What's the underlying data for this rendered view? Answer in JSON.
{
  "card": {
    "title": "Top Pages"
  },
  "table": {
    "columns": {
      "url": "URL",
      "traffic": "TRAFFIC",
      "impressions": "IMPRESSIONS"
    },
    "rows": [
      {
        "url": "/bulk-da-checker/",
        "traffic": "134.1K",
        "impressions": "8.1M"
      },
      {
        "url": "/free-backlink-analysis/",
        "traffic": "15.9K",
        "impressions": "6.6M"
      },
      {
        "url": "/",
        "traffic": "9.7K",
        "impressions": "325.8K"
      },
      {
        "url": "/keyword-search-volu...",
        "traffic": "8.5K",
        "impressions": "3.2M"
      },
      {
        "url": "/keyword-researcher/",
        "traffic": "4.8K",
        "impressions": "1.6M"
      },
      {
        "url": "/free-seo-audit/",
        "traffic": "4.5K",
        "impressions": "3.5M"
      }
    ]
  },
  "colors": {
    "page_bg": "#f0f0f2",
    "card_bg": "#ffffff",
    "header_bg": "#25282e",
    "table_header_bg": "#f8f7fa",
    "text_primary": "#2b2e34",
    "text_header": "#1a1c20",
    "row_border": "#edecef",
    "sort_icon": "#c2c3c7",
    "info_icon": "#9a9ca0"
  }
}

..........

**Written instruction**. Every record should be given again exactly.

**Reply**.
What's the underlying data for this rendered view? Answer in JSON.
{
  "card": {
    "title": "Top Pages"
  },
  "table": {
    "columns": {
      "url": "URL",
      "traffic": "TRAFFIC",
      "impressions": "IMPRESSIONS"
    },
    "rows": [
      {
        "url": "/bulk-da-checker/",
        "traffic": "134.1K",
        "impressions": "8.1M"
      },
      {
        "url": "/free-backlink-analysis/",
        "traffic": "15.9K",
        "impressions": "6.6M"
      },
      {
        "url": "/",
        "traffic": "9.7K",
        "impressions": "325.8K"
      },
      {
        "url": "/keyword-search-volu...",
        "traffic": "8.5K",
        "impressions": "3.2M"
      },
      {
        "url": "/keyword-researcher/",
        "traffic": "4.8K",
        "impressions": "1.6M"
      },
      {
        "url": "/free-seo-audit/",
        "traffic": "4.5K",
        "impressions": "3.5M"
      }
    ]
  },
  "colors": {
    "page_bg": "#f0f0f2",
    "card_bg": "#ffffff",
    "header_bg": "#25282e",
    "table_header_bg": "#f8f7fa",
    "text_primary": "#2b2e34",
    "text_header": "#1a1c20",
    "row_border": "#edecef",
    "sort_icon": "#c2c3c7",
    "info_icon": "#9a9ca0"
  }
}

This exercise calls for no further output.